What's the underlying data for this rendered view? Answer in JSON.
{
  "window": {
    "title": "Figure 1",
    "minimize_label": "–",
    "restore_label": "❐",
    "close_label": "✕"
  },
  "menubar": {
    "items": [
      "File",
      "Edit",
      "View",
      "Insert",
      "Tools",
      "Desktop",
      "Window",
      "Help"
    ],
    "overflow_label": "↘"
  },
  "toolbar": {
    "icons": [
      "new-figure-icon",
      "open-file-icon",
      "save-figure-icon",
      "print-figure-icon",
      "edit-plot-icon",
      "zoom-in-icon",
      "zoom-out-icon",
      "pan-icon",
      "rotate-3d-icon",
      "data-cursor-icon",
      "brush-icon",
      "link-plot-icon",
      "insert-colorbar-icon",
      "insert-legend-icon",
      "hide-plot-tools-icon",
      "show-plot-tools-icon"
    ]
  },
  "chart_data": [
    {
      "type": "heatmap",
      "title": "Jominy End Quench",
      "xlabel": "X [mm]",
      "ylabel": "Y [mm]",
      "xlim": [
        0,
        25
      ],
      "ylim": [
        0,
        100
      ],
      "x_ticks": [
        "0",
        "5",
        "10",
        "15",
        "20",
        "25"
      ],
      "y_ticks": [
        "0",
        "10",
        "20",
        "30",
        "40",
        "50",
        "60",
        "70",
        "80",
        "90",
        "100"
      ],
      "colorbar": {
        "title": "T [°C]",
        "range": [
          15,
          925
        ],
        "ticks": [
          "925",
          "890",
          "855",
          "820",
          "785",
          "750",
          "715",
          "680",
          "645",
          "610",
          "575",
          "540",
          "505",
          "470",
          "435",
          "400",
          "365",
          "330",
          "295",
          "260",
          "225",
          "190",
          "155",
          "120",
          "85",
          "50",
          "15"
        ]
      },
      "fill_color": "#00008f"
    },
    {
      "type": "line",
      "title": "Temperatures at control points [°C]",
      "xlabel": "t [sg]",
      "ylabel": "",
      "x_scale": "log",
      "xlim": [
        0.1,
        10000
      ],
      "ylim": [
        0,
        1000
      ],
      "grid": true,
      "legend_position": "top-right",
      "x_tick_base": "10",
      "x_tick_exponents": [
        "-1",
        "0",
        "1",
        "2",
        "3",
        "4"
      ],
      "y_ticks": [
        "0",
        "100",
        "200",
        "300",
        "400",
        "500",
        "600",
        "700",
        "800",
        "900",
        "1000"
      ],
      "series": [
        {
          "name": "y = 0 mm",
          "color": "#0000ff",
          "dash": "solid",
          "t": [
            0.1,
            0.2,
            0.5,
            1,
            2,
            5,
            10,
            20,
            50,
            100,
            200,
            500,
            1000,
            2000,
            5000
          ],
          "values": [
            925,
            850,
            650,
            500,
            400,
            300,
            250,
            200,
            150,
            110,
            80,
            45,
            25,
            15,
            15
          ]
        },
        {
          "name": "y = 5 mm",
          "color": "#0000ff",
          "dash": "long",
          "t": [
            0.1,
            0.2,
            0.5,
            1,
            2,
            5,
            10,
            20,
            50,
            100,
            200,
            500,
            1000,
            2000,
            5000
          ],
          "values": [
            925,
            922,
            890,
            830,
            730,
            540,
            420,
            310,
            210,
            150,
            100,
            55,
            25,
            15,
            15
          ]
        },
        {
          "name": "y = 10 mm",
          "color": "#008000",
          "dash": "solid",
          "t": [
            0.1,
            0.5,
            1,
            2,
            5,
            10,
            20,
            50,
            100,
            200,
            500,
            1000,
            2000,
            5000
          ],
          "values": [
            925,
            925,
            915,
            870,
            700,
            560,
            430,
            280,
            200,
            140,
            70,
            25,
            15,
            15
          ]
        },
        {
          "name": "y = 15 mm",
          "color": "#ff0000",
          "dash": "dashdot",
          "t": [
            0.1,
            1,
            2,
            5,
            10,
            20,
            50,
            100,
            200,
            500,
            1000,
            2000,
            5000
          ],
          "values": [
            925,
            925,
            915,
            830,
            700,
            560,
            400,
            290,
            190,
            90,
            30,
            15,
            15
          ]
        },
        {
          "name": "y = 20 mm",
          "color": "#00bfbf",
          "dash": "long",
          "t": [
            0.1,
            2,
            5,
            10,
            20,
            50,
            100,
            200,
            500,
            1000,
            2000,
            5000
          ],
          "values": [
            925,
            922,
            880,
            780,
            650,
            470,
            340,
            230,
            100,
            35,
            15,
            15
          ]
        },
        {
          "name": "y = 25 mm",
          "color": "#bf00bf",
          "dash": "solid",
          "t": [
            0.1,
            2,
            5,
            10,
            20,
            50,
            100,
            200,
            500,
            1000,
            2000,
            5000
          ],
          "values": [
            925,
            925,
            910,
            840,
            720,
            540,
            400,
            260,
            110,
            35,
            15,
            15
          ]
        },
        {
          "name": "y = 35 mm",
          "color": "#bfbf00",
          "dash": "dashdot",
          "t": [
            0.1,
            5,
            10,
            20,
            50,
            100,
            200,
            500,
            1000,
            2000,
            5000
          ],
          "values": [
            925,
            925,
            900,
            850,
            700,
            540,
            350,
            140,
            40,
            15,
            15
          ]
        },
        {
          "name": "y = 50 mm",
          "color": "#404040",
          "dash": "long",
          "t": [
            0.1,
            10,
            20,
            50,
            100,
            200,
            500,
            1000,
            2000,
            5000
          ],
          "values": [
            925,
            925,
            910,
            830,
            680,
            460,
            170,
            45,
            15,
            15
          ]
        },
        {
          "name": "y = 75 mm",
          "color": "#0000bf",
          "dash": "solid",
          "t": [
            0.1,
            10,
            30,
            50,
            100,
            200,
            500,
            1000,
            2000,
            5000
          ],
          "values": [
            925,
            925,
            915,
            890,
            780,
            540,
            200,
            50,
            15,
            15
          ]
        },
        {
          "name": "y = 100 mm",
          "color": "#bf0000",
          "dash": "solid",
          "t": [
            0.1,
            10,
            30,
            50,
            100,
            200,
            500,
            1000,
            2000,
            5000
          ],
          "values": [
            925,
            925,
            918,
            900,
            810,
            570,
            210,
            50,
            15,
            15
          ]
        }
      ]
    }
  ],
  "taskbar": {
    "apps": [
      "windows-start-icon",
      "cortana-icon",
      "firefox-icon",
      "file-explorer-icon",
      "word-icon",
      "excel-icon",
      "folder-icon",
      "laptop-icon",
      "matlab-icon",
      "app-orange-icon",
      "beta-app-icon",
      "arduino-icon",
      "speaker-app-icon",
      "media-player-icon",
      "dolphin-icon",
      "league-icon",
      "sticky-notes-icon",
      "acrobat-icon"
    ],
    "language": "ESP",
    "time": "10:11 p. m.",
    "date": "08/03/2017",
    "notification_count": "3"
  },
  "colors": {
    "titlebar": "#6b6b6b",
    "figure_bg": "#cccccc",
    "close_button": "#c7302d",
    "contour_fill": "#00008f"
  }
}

• **Your task**:
Extract each record, keeping it identical to the original.

• **Reply to the exercise**:
What's the underlying data for this rendered view? Answer in JSON.
{
  "window": {
    "title": "Figure 1",
    "minimize_label": "–",
    "restore_label": "❐",
    "close_label": "✕"
  },
  "menubar": {
    "items": [
      "File",
      "Edit",
      "View",
      "Insert",
      "Tools",
      "Desktop",
      "Window",
      "Help"
    ],
    "overflow_label": "↘"
  },
  "toolbar": {
    "icons": [
      "new-figure-icon",
      "open-file-icon",
      "save-figure-icon",
      "print-figure-icon",
      "edit-plot-icon",
      "zoom-in-icon",
      "zoom-out-icon",
      "pan-icon",
      "rotate-3d-icon",
      "data-cursor-icon",
      "brush-icon",
      "link-plot-icon",
      "insert-colorbar-icon",
      "insert-legend-icon",
      "hide-plot-tools-icon",
      "show-plot-tools-icon"
    ]
  },
  "chart_data": [
    {
      "type": "heatmap",
      "title": "Jominy End Quench",
      "xlabel": "X [mm]",
      "ylabel": "Y [mm]",
      "xlim": [
        0,
        25
      ],
      "ylim": [
        0,
        100
      ],
      "x_ticks": [
        "0",
        "5",
        "10",
        "15",
        "20",
        "25"
      ],
      "y_ticks": [
        "0",
        "10",
        "20",
        "30",
        "40",
        "50",
        "60",
        "70",
        "80",
        "90",
        "100"
      ],
      "colorbar": {
        "title": "T [°C]",
        "range": [
          15,
          925
        ],
        "ticks": [
          "925",
          "890",
          "855",
          "820",
          "785",
          "750",
          "715",
          "680",
          "645",
          "610",
          "575",
          "540",
          "505",
          "470",
          "435",
          "400",
          "365",
          "330",
          "295",
          "260",
          "225",
          "190",
          "155",
          "120",
          "85",
          "50",
          "15"
        ]
      },
      "fill_color": "#00008f"
    },
    {
      "type": "line",
      "title": "Temperatures at control points [°C]",
      "xlabel": "t [sg]",
      "ylabel": "",
      "x_scale": "log",
      "xlim": [
        0.1,
        10000
      ],
      "ylim": [
        0,
        1000
      ],
      "grid": true,
      "legend_position": "top-right",
      "x_tick_base": "10",
      "x_tick_exponents": [
        "-1",
        "0",
        "1",
        "2",
        "3",
        "4"
      ],
      "y_ticks": [
        "0",
        "100",
        "200",
        "300",
        "400",
        "500",
        "600",
        "700",
        "800",
        "900",
        "1000"
      ],
      "series": [
        {
          "name": "y = 0 mm",
          "color": "#0000ff",
          "dash": "solid",
          "t": [
            0.1,
            0.2,
            0.5,
            1,
            2,
            5,
            10,
            20,
            50,
            100,
            200,
            500,
            1000,
            2000,
            5000
          ],
          "values": [
            925,
            850,
            650,
            500,
            400,
            300,
            250,
            200,
            150,
            110,
            80,
            45,
            25,
            15,
            15
          ]
        },
        {
          "name": "y = 5 mm",
          "color": "#0000ff",
          "dash": "long",
          "t": [
            0.1,
            0.2,
            0.5,
            1,
            2,
            5,
            10,
            20,
            50,
            100,
            200,
            500,
            1000,
            2000,
            5000
          ],
          "values": [
            925,
            922,
            890,
            830,
            730,
            540,
            420,
            310,
            210,
            150,
            100,
            55,
            25,
            15,
            15
          ]
        },
        {
          "name": "y = 10 mm",
          "color": "#008000",
          "dash": "solid",
          "t": [
            0.1,
            0.5,
            1,
            2,
            5,
            10,
            20,
            50,
            100,
            200,
            500,
            1000,
            2000,
            5000
          ],
          "values": [
            925,
            925,
            915,
            870,
            700,
            560,
            430,
            280,
            200,
            140,
            70,
            25,
            15,
            15
          ]
        },
        {
          "name": "y = 15 mm",
          "color": "#ff0000",
          "dash": "dashdot",
          "t": [
            0.1,
            1,
            2,
            5,
            10,
            20,
            50,
            100,
            200,
            500,
            1000,
            2000,
            5000
          ],
          "values": [
            925,
            925,
            915,
            830,
            700,
            560,
            400,
            290,
            190,
            90,
            30,
            15,
            15
          ]
        },
        {
          "name": "y = 20 mm",
          "color": "#00bfbf",
          "dash": "long",
          "t": [
            0.1,
            2,
            5,
            10,
            20,
            50,
            100,
            200,
            500,
            1000,
            2000,
            5000
          ],
          "values": [
            925,
            922,
            880,
            780,
            650,
            470,
            340,
            230,
            100,
            35,
            15,
            15
          ]
        },
        {
          "name": "y = 25 mm",
          "color": "#bf00bf",
          "dash": "solid",
          "t": [
            0.1,
            2,
            5,
            10,
            20,
            50,
            100,
            200,
            500,
            1000,
            2000,
            5000
          ],
          "values": [
            925,
            925,
            910,
            840,
            720,
            540,
            400,
            260,
            110,
            35,
            15,
            15
          ]
        },
        {
          "name": "y = 35 mm",
          "color": "#bfbf00",
          "dash": "dashdot",
          "t": [
            0.1,
            5,
            10,
            20,
            50,
            100,
            200,
            500,
            1000,
            2000,
            5000
          ],
          "values": [
            925,
            925,
            900,
            850,
            700,
            540,
            350,
            140,
            40,
            15,
            15
          ]
        },
        {
          "name": "y = 50 mm",
          "color": "#404040",
          "dash": "long",
          "t": [
            0.1,
            10,
            20,
            50,
            100,
            200,
            500,
            1000,
            2000,
            5000
          ],
          "values": [
            925,
            925,
            910,
            830,
            680,
            460,
            170,
            45,
            15,
            15
          ]
        },
        {
          "name": "y = 75 mm",
          "color": "#0000bf",
          "dash": "solid",
          "t": [
            0.1,
            10,
            30,
            50,
            100,
            200,
            500,
            1000,
            2000,
            5000
          ],
          "values": [
            925,
            925,
            915,
            890,
            780,
            540,
            200,
            50,
            15,
            15
          ]
        },
        {
          "name": "y = 100 mm",
          "color": "#bf0000",
          "dash": "solid",
          "t": [
            0.1,
            10,
            30,
            50,
            100,
            200,
            500,
            1000,
            2000,
            5000
          ],
          "values": [
            925,
            925,
            918,
            900,
            810,
            570,
            210,
            50,
            15,
            15
          ]
        }
      ]
    }
  ],
  "taskbar": {
    "apps": [
      "windows-start-icon",
      "cortana-icon",
      "firefox-icon",
      "file-explorer-icon",
      "word-icon",
      "excel-icon",
      "folder-icon",
      "laptop-icon",
      "matlab-icon",
      "app-orange-icon",
      "beta-app-icon",
      "arduino-icon",
      "speaker-app-icon",
      "media-player-icon",
      "dolphin-icon",
      "league-icon",
      "sticky-notes-icon",
      "acrobat-icon"
    ],
    "language": "ESP",
    "time": "10:11 p. m.",
    "date": "08/03/2017",
    "notification_count": "3"
  },
  "colors": {
    "titlebar": "#6b6b6b",
    "figure_bg": "#cccccc",
    "close_button": "#c7302d",
    "contour_fill": "#00008f"
  }
}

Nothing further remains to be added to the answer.